### Exercise goal
For the data below, work out how many lines include the string "increased" and report only the number.

(Dataset entries)

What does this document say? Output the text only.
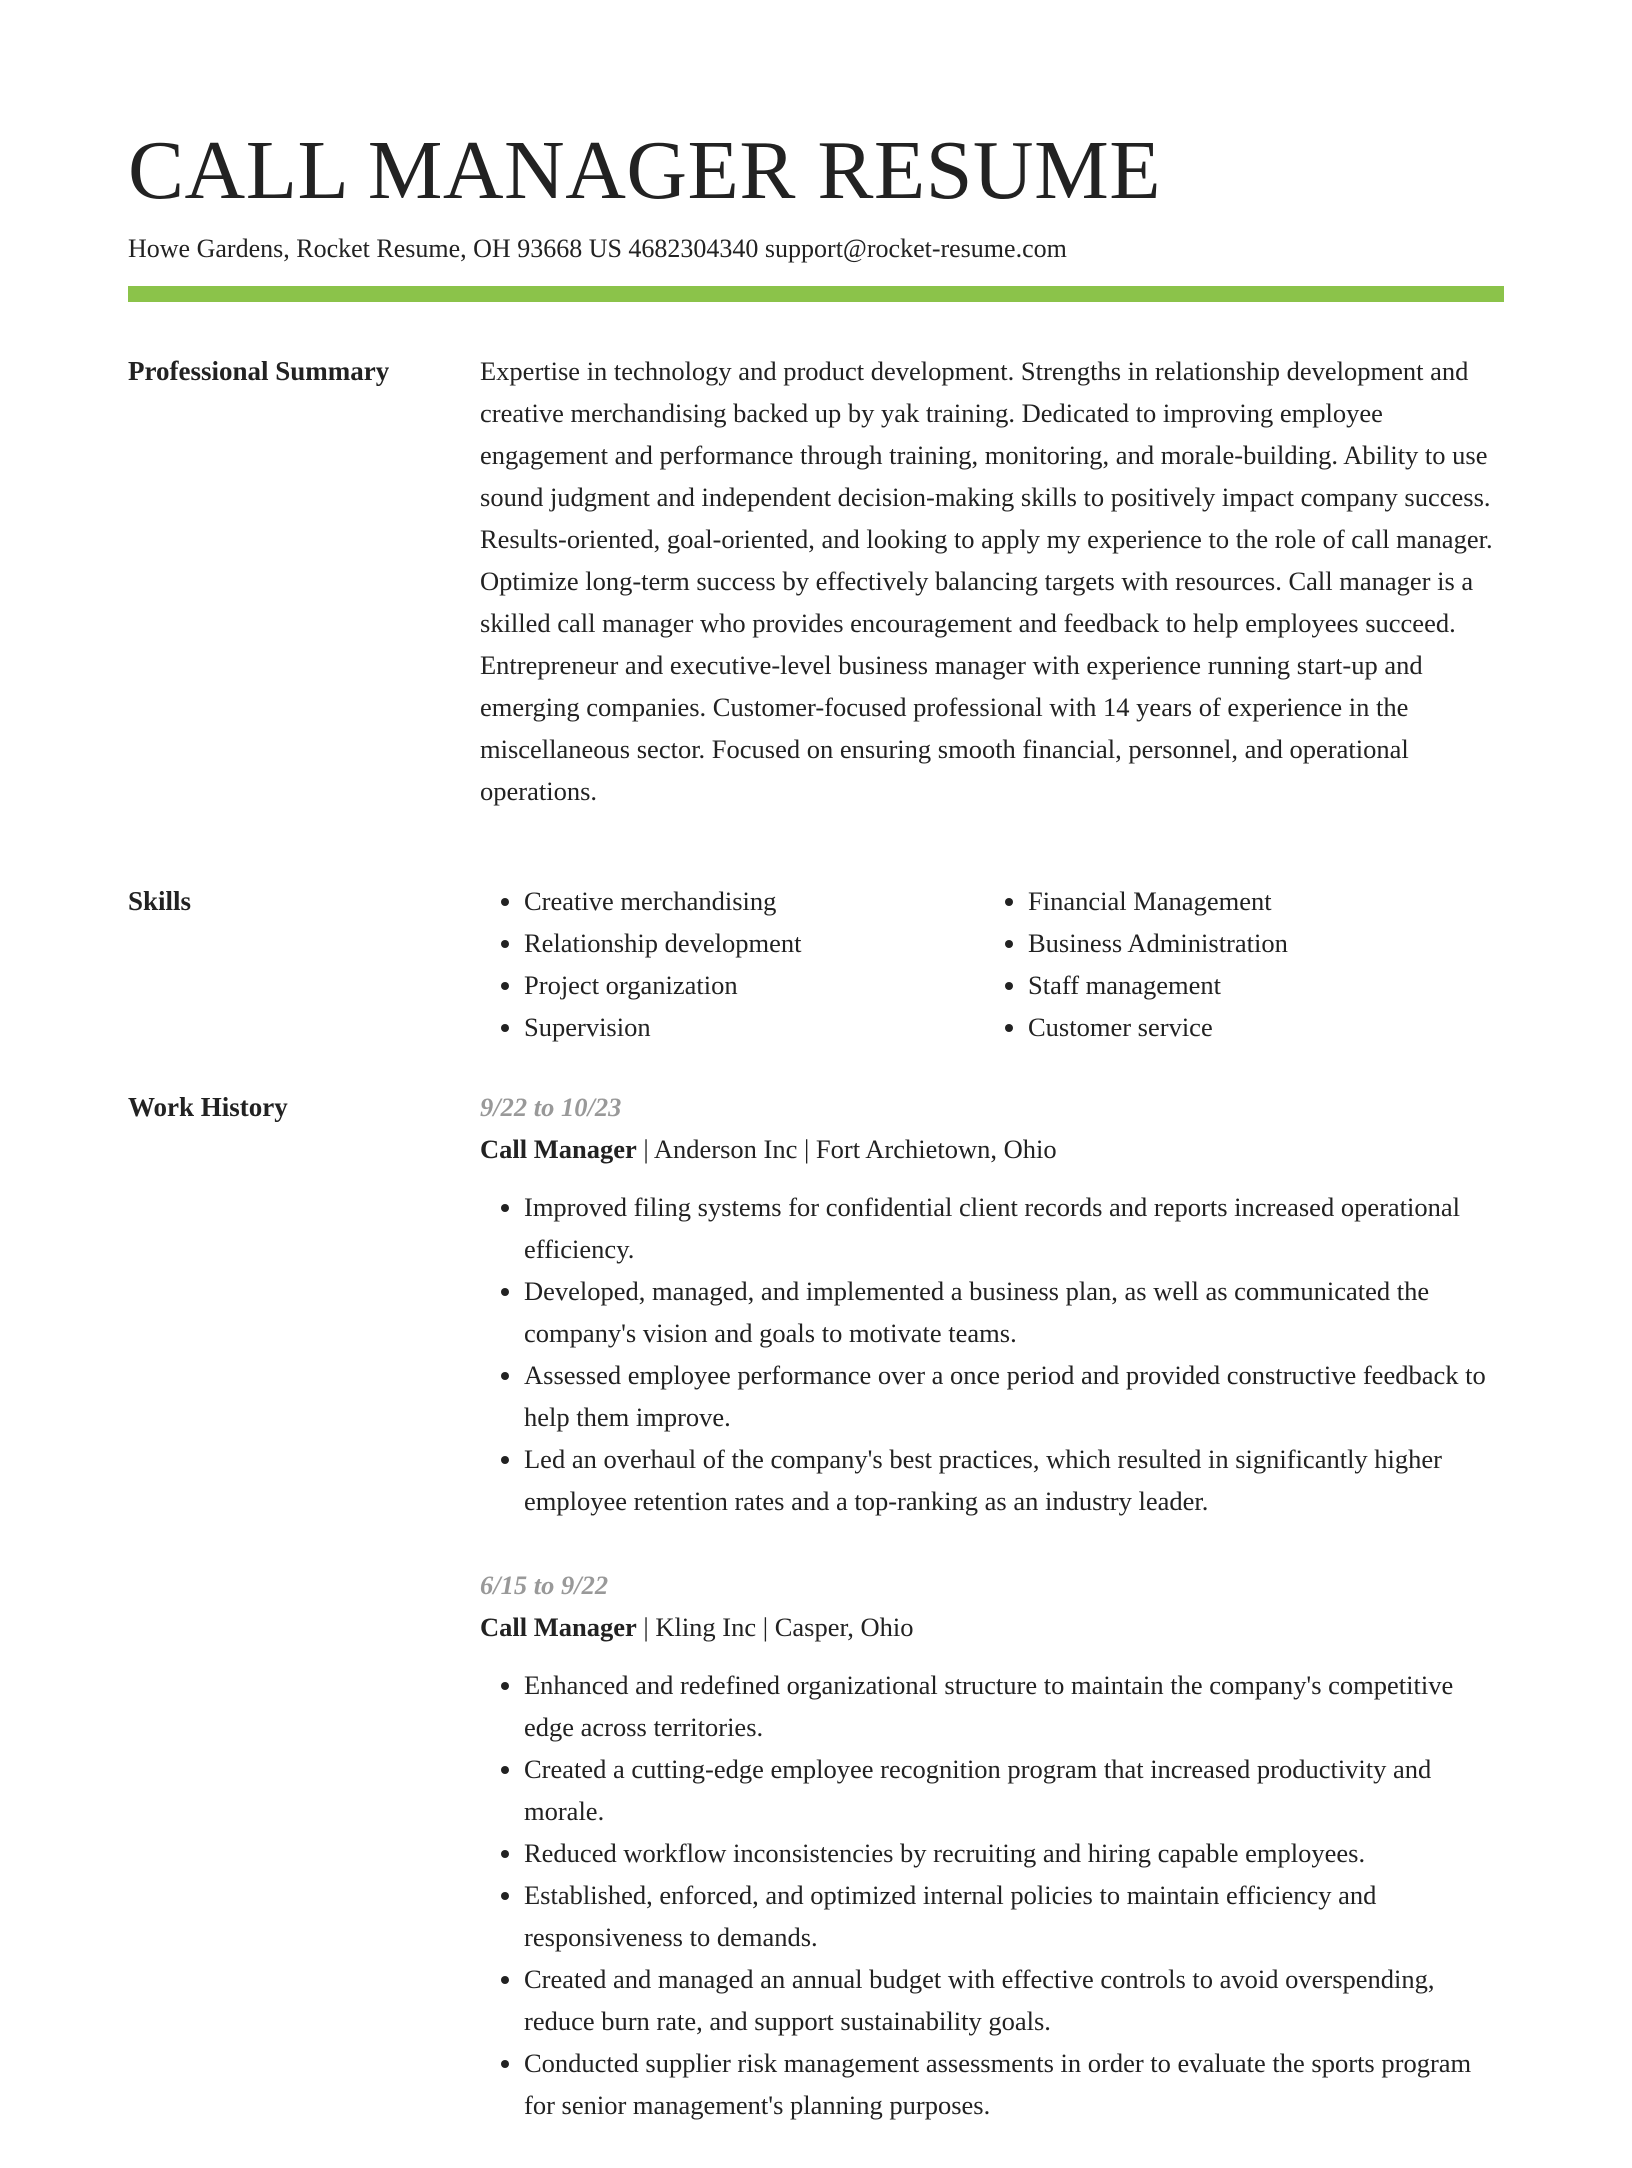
CALL MANAGER RESUME
Howe Gardens, Rocket Resume, OH 93668 US 4682304340 support@rocket-resume.com
Professional Summary	Expertise in technology and product development. Strengths in relationship development and creative merchandising backed up by yak training. Dedicated to improving employee engagement and performance through training, monitoring, and morale-building. Ability to use sound judgment and independent decision-making skills to positively impact company success. Results-oriented, goal-oriented, and looking to apply my experience to the role of call manager. Optimize long-term success by effectively balancing targets with resources. Call manager is a skilled call manager who provides encouragement and feedback to help employees succeed. Entrepreneur and executive-level business manager with experience running start-up and emerging companies. Customer-focused professional with 14 years of experience in the miscellaneous sector. Focused on ensuring smooth financial, personnel, and operational operations.

Skills
•	Creative merchandising
• Relationship development
• Project organization
• Supervision
• Financial Management
• Business Administration
• Staff management
• Customer service
Work History	9/22 to 10/23
Call Manager | Anderson Inc | Fort Archietown, Ohio
• Improved filing systems for confidential client records and reports increased operational efficiency.
• Developed, managed, and implemented a business plan, as well as communicated the company's vision and goals to motivate teams.
• Assessed employee performance over a once period and provided constructive feedback to help them improve.
• Led an overhaul of the company's best practices, which resulted in significantly higher employee retention rates and a top-ranking as an industry leader.
6/15 to 9/22
Call Manager | Kling Inc | Casper, Ohio
• Enhanced and redefined organizational structure to maintain the company's competitive edge across territories.
• Created a cutting-edge employee recognition program that increased productivity and morale.
• Reduced workflow inconsistencies by recruiting and hiring capable employees.
• Established, enforced, and optimized internal policies to maintain efficiency and responsiveness to demands.
• Created and managed an annual budget with effective controls to avoid overspending, reduce burn rate, and support sustainability goals.
• Conducted supplier risk management assessments in order to evaluate the sports program for senior management's planning purposes.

### Worked answer
2